» **Excerpted passage**:
========

ShinyAndChrome said:


> You negotiate it with the pax at pickup time before starting drive and they pay you cash. Seriously, that's how it's done, in theory.
> 
> My advice is when you see the long trip notification come up you hit no thanks immediately.


I love long trips.
Great pay. Easy driving.


----------



## dogemuffins (Mar 16, 2017)

Long trips are awesome, even if you do some dead miles the way back it's just so nice and easy. Vs chasing your tail picking up and dropping off people.


----------



## Another Uber Driver (May 27, 2015)

*Q:* Can you be paid for return mileage? (title of topic)

*A:* No.


----------



## Mista T (Aug 16, 2017)

Yes but you have to negotiate it yourself.

See screenshot, from the Uber rider app.


----------



## Amber Laningham (Jan 19, 2018)

Another Uber Driver said:


> *Q:* Can you be paid for return mileage? (title of topic)
> 
> *A:* No.


Can you elaborate, everyone else is saying yes get the promotion and keep the app running. why do you say no?


----------



## Another Uber Driver (May 27, 2015)

If you keep the application running on the return trip while you are not carrying a passenger and Uber or Lyft discover it (such as the customer's complaining about the charge), you will be de-activated.

At these garbage rates, you should be paid for the return trip, but *that ain't gonna' happen; not today.*


----------



## Juggalo9er (Dec 7, 2017)

I messaged Uber yesterday over getting return pay for a 152 mile trip.... Their reply was not a chance...


----------



## UberBastid (Oct 1, 2016)

Arrive at ping location. Pax gets in car. I've already gotten a 'long trip' notice so I do NOT swipe the ap yet. 
Conversation goes like this:
Me: So, where we going tonight? 
Pax: We going to NoWhere.
Me: Cute little town. Well, it is a 150 mile trip to NoWhere, so it is also a 150 miles back. I charge a 50 cent per mile return trip fee. It's expensive for me to drive this car and I need a little help with the gas to get home. That will be $75. That's up front, before we leave town. Do we need to hit an ATM?

Now wait. That needs to soak in. You'll get a blank stare. When it looks like the processing time is about up (varies depending on the intelligence of the pax) I say:
"You don't have to. If you like I will cancel this ride with no charge to you and you can try another driver. But, I need to be paid for my time and expenses."
They may have some questions, they may want to negotiate (which I do, a little bit ... I mite go to $50 on that trip), but most have agreed. They see the logic.
If they don't, that's ok too.


PS: Sometimes they'll say, "Can I tip you in the ap?" To which I reply, "No, because it isn't a tip. It is a return trip fee and there is no way to pay that in the ap. It is treated differently than a tip by the IRS so it needs to be separate."


----------



## WestchessUB (Nov 22, 2017)

========

[Raw records]
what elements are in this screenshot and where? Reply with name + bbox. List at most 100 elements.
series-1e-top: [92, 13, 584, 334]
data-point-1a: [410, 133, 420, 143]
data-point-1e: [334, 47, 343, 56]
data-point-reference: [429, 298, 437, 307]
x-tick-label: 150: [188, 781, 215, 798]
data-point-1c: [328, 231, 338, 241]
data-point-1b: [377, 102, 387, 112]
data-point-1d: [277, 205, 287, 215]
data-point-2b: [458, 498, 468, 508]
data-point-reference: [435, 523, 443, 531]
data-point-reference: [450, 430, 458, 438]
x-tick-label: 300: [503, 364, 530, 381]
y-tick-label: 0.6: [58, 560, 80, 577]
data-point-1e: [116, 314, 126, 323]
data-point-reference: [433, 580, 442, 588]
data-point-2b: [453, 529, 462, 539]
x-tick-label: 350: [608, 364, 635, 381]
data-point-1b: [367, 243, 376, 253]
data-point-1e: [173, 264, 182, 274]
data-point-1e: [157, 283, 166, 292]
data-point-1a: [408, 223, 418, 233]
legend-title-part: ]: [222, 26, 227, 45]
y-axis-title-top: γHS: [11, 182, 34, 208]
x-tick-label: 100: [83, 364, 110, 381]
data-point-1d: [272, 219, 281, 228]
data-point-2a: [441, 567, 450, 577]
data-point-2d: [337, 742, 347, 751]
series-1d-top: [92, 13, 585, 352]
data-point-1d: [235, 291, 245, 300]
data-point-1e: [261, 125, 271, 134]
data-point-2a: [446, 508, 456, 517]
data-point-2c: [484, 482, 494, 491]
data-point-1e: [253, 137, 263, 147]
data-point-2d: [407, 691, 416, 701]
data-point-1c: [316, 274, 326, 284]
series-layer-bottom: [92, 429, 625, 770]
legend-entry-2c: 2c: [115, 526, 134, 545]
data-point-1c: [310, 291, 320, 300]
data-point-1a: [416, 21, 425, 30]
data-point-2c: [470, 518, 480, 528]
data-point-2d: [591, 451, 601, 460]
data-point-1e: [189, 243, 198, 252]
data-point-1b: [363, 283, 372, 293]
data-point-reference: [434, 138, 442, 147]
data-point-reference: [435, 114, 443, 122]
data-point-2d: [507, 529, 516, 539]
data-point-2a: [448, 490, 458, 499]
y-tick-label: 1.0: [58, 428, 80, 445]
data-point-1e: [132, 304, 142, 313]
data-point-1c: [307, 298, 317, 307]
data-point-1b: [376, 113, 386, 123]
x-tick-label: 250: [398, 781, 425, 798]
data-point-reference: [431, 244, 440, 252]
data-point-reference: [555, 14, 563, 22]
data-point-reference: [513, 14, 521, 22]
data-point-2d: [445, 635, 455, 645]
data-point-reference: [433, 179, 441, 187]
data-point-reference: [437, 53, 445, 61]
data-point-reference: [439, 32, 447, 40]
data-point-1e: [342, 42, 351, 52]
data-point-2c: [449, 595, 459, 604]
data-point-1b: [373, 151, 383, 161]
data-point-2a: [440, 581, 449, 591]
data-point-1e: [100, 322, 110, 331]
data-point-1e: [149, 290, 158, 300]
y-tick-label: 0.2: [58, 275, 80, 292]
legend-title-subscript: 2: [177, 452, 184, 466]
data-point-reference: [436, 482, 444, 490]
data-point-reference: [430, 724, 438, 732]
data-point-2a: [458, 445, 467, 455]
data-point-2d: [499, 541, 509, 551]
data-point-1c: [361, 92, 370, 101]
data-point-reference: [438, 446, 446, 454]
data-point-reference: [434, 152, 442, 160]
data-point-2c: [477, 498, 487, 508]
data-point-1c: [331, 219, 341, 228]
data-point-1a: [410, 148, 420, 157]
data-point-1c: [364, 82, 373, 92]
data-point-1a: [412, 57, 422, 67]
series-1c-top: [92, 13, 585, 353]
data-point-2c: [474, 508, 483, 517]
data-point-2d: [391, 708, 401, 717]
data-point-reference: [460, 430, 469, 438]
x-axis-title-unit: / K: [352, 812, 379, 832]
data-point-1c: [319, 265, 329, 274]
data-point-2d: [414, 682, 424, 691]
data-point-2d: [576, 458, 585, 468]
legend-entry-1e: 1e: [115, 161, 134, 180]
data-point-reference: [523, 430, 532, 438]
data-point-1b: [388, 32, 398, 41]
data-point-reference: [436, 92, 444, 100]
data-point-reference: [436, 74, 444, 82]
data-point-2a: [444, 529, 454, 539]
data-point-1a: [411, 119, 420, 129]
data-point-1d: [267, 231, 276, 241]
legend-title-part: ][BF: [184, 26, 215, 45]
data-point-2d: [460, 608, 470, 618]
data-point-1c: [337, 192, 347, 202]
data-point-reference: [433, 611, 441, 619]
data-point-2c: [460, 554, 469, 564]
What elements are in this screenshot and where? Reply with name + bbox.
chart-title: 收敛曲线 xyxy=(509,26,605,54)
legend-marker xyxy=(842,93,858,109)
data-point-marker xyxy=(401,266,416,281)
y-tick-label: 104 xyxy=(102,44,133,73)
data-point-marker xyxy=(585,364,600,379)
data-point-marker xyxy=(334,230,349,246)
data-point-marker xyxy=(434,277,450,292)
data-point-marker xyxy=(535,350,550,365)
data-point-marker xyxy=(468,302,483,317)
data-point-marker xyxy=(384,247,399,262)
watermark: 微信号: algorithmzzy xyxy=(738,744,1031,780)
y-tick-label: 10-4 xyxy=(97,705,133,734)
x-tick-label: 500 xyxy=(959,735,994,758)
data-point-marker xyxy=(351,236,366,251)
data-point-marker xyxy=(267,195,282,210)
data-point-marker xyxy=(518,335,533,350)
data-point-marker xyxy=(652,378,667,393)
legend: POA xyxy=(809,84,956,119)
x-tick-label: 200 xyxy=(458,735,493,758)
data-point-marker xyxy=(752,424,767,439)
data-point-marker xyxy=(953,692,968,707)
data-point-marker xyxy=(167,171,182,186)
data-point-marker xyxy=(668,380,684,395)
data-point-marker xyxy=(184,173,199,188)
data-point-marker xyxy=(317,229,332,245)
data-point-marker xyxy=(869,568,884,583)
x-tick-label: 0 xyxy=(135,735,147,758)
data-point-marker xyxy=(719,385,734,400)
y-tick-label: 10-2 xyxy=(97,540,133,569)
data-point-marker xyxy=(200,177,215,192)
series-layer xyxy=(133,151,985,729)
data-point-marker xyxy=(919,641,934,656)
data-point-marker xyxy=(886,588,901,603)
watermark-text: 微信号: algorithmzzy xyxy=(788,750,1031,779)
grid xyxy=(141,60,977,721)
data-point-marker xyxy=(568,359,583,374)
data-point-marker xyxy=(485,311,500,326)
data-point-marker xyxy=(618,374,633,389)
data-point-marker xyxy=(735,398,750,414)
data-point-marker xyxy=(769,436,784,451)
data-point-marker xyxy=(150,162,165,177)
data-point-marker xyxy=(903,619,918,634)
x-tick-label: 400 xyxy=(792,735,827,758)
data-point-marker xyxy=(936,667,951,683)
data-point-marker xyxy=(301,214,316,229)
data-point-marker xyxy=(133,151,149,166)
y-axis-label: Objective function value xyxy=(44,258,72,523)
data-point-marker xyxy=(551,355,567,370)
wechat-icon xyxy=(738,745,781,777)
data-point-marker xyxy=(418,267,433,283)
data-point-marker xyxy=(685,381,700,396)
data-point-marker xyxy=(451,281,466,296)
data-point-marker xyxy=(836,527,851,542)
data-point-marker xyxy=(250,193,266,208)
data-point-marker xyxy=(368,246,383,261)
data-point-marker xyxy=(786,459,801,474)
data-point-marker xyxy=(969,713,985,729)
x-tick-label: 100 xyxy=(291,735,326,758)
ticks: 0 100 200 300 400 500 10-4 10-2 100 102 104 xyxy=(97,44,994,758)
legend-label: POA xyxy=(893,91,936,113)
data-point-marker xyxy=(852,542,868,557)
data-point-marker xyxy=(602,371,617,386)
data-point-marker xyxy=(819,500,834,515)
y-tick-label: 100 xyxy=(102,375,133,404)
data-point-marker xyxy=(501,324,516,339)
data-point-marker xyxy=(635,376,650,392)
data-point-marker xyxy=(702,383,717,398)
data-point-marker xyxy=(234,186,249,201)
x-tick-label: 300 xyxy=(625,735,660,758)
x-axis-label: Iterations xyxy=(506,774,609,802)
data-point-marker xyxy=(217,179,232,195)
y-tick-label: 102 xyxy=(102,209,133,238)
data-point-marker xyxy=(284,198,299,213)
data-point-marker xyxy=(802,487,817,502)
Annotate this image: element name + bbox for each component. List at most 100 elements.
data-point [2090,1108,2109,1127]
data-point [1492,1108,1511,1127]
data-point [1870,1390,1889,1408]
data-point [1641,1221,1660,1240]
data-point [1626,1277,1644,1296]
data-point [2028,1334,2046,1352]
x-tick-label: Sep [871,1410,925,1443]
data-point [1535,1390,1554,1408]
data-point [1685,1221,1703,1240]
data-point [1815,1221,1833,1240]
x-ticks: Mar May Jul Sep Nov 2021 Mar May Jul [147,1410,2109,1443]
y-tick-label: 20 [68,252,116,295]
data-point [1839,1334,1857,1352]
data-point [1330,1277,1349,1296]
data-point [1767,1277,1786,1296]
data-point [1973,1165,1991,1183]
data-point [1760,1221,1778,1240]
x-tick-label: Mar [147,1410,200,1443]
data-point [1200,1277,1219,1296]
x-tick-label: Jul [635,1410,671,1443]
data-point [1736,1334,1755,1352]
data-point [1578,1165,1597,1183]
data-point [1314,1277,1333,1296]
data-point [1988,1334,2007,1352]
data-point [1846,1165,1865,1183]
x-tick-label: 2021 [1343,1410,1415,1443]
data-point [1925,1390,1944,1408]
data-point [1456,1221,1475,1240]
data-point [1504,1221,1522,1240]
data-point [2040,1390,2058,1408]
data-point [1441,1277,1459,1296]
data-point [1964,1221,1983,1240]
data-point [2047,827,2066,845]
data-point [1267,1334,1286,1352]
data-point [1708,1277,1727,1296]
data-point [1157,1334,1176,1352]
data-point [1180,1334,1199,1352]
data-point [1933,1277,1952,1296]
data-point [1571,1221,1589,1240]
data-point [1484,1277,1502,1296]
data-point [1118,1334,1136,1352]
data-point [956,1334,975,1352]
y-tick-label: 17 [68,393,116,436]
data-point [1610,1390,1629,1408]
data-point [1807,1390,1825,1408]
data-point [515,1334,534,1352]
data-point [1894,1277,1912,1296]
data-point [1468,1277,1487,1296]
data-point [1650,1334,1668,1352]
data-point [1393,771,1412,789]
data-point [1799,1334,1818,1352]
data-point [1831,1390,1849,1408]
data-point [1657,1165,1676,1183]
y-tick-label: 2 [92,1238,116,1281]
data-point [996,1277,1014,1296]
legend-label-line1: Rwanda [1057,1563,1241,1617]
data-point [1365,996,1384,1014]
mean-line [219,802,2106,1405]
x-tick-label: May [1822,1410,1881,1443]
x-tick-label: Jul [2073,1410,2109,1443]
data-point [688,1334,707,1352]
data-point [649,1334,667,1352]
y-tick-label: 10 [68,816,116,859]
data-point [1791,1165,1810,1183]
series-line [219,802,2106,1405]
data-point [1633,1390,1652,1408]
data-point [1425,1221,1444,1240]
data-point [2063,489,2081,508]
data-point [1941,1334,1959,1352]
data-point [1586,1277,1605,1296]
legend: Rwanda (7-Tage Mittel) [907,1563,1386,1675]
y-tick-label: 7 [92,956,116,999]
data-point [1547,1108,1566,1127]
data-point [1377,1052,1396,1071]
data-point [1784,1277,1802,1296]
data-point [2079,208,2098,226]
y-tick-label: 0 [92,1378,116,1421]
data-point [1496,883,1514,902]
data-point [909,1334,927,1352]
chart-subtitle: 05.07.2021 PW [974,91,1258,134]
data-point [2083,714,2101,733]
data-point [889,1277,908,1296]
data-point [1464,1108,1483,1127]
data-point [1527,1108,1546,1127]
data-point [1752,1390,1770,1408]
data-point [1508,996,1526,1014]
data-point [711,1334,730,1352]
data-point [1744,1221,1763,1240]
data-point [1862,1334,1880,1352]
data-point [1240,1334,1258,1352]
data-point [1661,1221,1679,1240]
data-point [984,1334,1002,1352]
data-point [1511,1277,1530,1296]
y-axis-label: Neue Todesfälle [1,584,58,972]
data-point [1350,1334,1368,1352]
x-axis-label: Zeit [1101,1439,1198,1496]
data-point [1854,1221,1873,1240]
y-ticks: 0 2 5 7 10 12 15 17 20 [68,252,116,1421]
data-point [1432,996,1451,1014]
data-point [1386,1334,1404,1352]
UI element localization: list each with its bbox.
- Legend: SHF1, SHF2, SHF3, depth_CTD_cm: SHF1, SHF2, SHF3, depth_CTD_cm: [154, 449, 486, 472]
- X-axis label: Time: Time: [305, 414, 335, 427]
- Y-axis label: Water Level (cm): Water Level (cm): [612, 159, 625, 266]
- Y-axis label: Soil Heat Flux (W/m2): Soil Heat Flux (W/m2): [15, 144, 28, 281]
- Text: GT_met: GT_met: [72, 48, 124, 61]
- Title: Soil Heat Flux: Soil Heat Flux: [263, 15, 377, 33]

========

Translate this sentence from the forum thread on return-trip pay into Spanish: "It's expensive for me to drive this car and I need a little help with the gas to get home."

» **Correct response**: Me sale caro conducir este coche y necesito un poco de ayuda con la gasolina para volver a casa.